» Requirements:
Each entry below is to be given again word for word, with no pictures.

Entries from a visual dataset
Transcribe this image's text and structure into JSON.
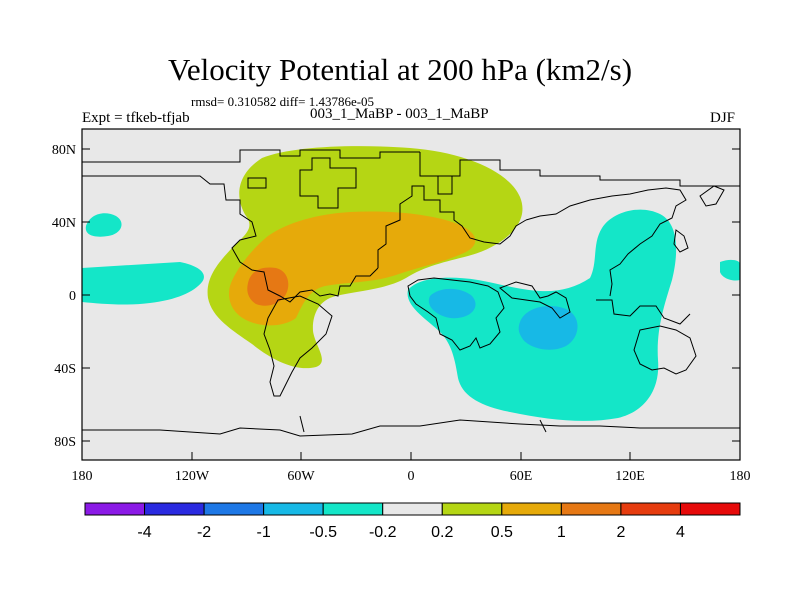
{
  "title": "Velocity Potential at 200 hPa (km2/s)",
  "stats": "rmsd= 0.310582 diff= 1.43786e-05",
  "experiment": "Expt = tfkeb-tfjab",
  "comparison": "003_1_MaBP - 003_1_MaBP",
  "season": "DJF",
  "lat_labels": [
    "80N",
    "40N",
    "0",
    "40S",
    "80S"
  ],
  "lon_labels": [
    "180",
    "120W",
    "60W",
    "0",
    "60E",
    "120E",
    "180"
  ],
  "colorbar": {
    "labels": [
      "-4",
      "-2",
      "-1",
      "-0.5",
      "-0.2",
      "0.2",
      "0.5",
      "1",
      "2",
      "4"
    ],
    "colors": [
      "#8b1ae6",
      "#2a2ae0",
      "#1e78e6",
      "#17b9e6",
      "#14e6c8",
      "#e8e8e8",
      "#b5d614",
      "#e6aa0a",
      "#e67814",
      "#e63c0f",
      "#e60a0a"
    ]
  },
  "colors": {
    "background_value": "#e8e8e8",
    "neg_0_2": "#14e6c8",
    "neg_0_5": "#17b9e6",
    "pos_0_2": "#b5d614",
    "pos_0_5": "#e6aa0a",
    "pos_1": "#e67814"
  }
}
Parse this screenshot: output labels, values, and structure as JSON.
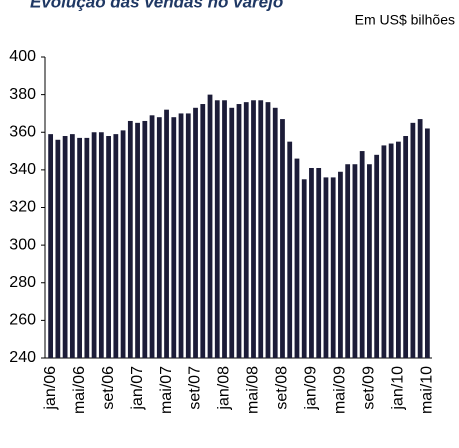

» Reply:
Transcribe this image's text and structure into JSON.
{
  "title": "Velocity Potential at 200 hPa (km2/s)",
  "stats": "rmsd= 0.310582 diff= 1.43786e-05",
  "experiment": "Expt = tfkeb-tfjab",
  "comparison": "003_1_MaBP - 003_1_MaBP",
  "season": "DJF",
  "lat_labels": [
    "80N",
    "40N",
    "0",
    "40S",
    "80S"
  ],
  "lon_labels": [
    "180",
    "120W",
    "60W",
    "0",
    "60E",
    "120E",
    "180"
  ],
  "colorbar": {
    "labels": [
      "-4",
      "-2",
      "-1",
      "-0.5",
      "-0.2",
      "0.2",
      "0.5",
      "1",
      "2",
      "4"
    ],
    "colors": [
      "#8b1ae6",
      "#2a2ae0",
      "#1e78e6",
      "#17b9e6",
      "#14e6c8",
      "#e8e8e8",
      "#b5d614",
      "#e6aa0a",
      "#e67814",
      "#e63c0f",
      "#e60a0a"
    ]
  },
  "colors": {
    "background_value": "#e8e8e8",
    "neg_0_2": "#14e6c8",
    "neg_0_5": "#17b9e6",
    "pos_0_2": "#b5d614",
    "pos_0_5": "#e6aa0a",
    "pos_1": "#e67814"
  }
}
Parse this screenshot: output labels, values, and structure as JSON.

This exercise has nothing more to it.